## Begin Excerpted records
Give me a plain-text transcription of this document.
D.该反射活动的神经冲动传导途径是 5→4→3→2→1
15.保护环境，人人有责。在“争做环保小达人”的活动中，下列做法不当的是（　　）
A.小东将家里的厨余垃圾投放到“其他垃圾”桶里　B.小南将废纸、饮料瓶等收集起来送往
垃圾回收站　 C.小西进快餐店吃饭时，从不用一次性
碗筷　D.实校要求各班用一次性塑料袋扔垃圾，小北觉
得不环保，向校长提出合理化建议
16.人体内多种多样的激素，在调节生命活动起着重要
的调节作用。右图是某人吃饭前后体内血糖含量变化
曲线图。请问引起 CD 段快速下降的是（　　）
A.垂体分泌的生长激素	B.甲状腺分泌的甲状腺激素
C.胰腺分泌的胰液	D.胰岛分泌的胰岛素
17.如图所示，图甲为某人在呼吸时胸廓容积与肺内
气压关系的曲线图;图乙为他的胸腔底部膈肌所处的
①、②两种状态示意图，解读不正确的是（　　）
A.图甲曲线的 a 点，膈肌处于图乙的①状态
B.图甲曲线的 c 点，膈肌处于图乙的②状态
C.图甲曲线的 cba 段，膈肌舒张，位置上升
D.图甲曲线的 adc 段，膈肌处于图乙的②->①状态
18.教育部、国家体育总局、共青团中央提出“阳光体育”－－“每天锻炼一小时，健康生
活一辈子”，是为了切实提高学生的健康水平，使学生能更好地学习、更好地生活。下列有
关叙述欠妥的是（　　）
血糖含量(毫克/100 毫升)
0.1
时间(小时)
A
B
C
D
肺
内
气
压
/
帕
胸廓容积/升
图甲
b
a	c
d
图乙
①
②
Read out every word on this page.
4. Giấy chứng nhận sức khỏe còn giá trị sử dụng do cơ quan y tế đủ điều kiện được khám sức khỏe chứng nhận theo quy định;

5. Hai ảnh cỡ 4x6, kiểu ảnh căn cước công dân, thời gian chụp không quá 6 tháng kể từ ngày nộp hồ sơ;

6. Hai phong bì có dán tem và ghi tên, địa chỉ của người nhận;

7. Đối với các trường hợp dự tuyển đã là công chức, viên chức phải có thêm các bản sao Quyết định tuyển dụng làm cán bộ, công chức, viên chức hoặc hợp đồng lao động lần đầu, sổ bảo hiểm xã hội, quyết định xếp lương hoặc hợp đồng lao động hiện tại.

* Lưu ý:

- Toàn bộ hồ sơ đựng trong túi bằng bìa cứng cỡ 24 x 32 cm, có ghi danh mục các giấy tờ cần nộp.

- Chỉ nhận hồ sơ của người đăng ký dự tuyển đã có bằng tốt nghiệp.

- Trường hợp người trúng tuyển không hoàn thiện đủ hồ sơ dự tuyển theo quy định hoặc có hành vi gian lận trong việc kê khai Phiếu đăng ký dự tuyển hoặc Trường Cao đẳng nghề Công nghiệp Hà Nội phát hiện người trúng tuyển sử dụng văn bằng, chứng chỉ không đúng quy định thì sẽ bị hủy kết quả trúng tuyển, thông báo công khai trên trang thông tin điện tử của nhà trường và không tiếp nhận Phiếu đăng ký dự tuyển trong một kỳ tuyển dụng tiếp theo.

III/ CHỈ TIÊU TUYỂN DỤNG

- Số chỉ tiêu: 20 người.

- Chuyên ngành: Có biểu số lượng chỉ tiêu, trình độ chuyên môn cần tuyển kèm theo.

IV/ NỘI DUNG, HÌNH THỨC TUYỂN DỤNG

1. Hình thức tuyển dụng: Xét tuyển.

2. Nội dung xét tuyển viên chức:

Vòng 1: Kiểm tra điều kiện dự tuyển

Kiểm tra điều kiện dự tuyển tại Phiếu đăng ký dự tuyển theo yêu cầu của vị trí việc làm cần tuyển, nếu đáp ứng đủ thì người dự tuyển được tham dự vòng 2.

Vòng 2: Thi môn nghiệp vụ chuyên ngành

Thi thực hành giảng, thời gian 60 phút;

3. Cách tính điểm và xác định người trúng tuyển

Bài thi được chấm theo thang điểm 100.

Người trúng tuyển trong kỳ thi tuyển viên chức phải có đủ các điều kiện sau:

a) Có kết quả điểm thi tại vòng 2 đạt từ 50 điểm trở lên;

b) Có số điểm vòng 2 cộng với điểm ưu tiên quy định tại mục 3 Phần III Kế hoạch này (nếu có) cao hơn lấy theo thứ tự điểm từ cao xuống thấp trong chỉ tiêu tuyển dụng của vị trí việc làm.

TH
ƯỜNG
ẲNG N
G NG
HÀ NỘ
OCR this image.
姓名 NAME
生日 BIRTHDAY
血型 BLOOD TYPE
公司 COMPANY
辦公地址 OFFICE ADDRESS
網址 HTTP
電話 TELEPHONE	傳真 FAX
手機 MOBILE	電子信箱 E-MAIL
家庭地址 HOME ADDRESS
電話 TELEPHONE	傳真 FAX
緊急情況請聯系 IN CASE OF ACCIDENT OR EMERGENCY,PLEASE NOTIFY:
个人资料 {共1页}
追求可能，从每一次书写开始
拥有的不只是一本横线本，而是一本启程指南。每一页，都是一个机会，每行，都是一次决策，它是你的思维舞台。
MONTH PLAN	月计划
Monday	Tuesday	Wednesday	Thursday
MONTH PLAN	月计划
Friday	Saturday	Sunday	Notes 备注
## End Excerpted records
Problem description - Take the material above and return all of it exactly.

The solution -
Give me a plain-text transcription of this document.
D.该反射活动的神经冲动传导途径是 5→4→3→2→1
15.保护环境，人人有责。在“争做环保小达人”的活动中，下列做法不当的是（　　）
A.小东将家里的厨余垃圾投放到“其他垃圾”桶里　B.小南将废纸、饮料瓶等收集起来送往
垃圾回收站　 C.小西进快餐店吃饭时，从不用一次性
碗筷　D.实校要求各班用一次性塑料袋扔垃圾，小北觉
得不环保，向校长提出合理化建议
16.人体内多种多样的激素，在调节生命活动起着重要
的调节作用。右图是某人吃饭前后体内血糖含量变化
曲线图。请问引起 CD 段快速下降的是（　　）
A.垂体分泌的生长激素	B.甲状腺分泌的甲状腺激素
C.胰腺分泌的胰液	D.胰岛分泌的胰岛素
17.如图所示，图甲为某人在呼吸时胸廓容积与肺内
气压关系的曲线图;图乙为他的胸腔底部膈肌所处的
①、②两种状态示意图，解读不正确的是（　　）
A.图甲曲线的 a 点，膈肌处于图乙的①状态
B.图甲曲线的 c 点，膈肌处于图乙的②状态
C.图甲曲线的 cba 段，膈肌舒张，位置上升
D.图甲曲线的 adc 段，膈肌处于图乙的②->①状态
18.教育部、国家体育总局、共青团中央提出“阳光体育”－－“每天锻炼一小时，健康生
活一辈子”，是为了切实提高学生的健康水平，使学生能更好地学习、更好地生活。下列有
关叙述欠妥的是（　　）
血糖含量(毫克/100 毫升)
0.1
时间(小时)
A
B
C
D
肺
内
气
压
/
帕
胸廓容积/升
图甲
b
a	c
d
图乙
①
②
Read out every word on this page.
4. Giấy chứng nhận sức khỏe còn giá trị sử dụng do cơ quan y tế đủ điều kiện được khám sức khỏe chứng nhận theo quy định;

5. Hai ảnh cỡ 4x6, kiểu ảnh căn cước công dân, thời gian chụp không quá 6 tháng kể từ ngày nộp hồ sơ;

6. Hai phong bì có dán tem và ghi tên, địa chỉ của người nhận;

7. Đối với các trường hợp dự tuyển đã là công chức, viên chức phải có thêm các bản sao Quyết định tuyển dụng làm cán bộ, công chức, viên chức hoặc hợp đồng lao động lần đầu, sổ bảo hiểm xã hội, quyết định xếp lương hoặc hợp đồng lao động hiện tại.

* Lưu ý:

- Toàn bộ hồ sơ đựng trong túi bằng bìa cứng cỡ 24 x 32 cm, có ghi danh mục các giấy tờ cần nộp.

- Chỉ nhận hồ sơ của người đăng ký dự tuyển đã có bằng tốt nghiệp.

- Trường hợp người trúng tuyển không hoàn thiện đủ hồ sơ dự tuyển theo quy định hoặc có hành vi gian lận trong việc kê khai Phiếu đăng ký dự tuyển hoặc Trường Cao đẳng nghề Công nghiệp Hà Nội phát hiện người trúng tuyển sử dụng văn bằng, chứng chỉ không đúng quy định thì sẽ bị hủy kết quả trúng tuyển, thông báo công khai trên trang thông tin điện tử của nhà trường và không tiếp nhận Phiếu đăng ký dự tuyển trong một kỳ tuyển dụng tiếp theo.

III/ CHỈ TIÊU TUYỂN DỤNG

- Số chỉ tiêu: 20 người.

- Chuyên ngành: Có biểu số lượng chỉ tiêu, trình độ chuyên môn cần tuyển kèm theo.

IV/ NỘI DUNG, HÌNH THỨC TUYỂN DỤNG

1. Hình thức tuyển dụng: Xét tuyển.

2. Nội dung xét tuyển viên chức:

Vòng 1: Kiểm tra điều kiện dự tuyển

Kiểm tra điều kiện dự tuyển tại Phiếu đăng ký dự tuyển theo yêu cầu của vị trí việc làm cần tuyển, nếu đáp ứng đủ thì người dự tuyển được tham dự vòng 2.

Vòng 2: Thi môn nghiệp vụ chuyên ngành

Thi thực hành giảng, thời gian 60 phút;

3. Cách tính điểm và xác định người trúng tuyển

Bài thi được chấm theo thang điểm 100.

Người trúng tuyển trong kỳ thi tuyển viên chức phải có đủ các điều kiện sau:

a) Có kết quả điểm thi tại vòng 2 đạt từ 50 điểm trở lên;

b) Có số điểm vòng 2 cộng với điểm ưu tiên quy định tại mục 3 Phần III Kế hoạch này (nếu có) cao hơn lấy theo thứ tự điểm từ cao xuống thấp trong chỉ tiêu tuyển dụng của vị trí việc làm.

TH
ƯỜNG
ẲNG N
G NG
HÀ NỘ
OCR this image.
姓名 NAME
生日 BIRTHDAY
血型 BLOOD TYPE
公司 COMPANY
辦公地址 OFFICE ADDRESS
網址 HTTP
電話 TELEPHONE	傳真 FAX
手機 MOBILE	電子信箱 E-MAIL
家庭地址 HOME ADDRESS
電話 TELEPHONE	傳真 FAX
緊急情況請聯系 IN CASE OF ACCIDENT OR EMERGENCY,PLEASE NOTIFY:
个人资料 {共1页}
追求可能，从每一次书写开始
拥有的不只是一本横线本，而是一本启程指南。每一页，都是一个机会，每行，都是一次决策，它是你的思维舞台。
MONTH PLAN	月计划
Monday	Tuesday	Wednesday	Thursday
MONTH PLAN	月计划
Friday	Saturday	Sunday	Notes 备注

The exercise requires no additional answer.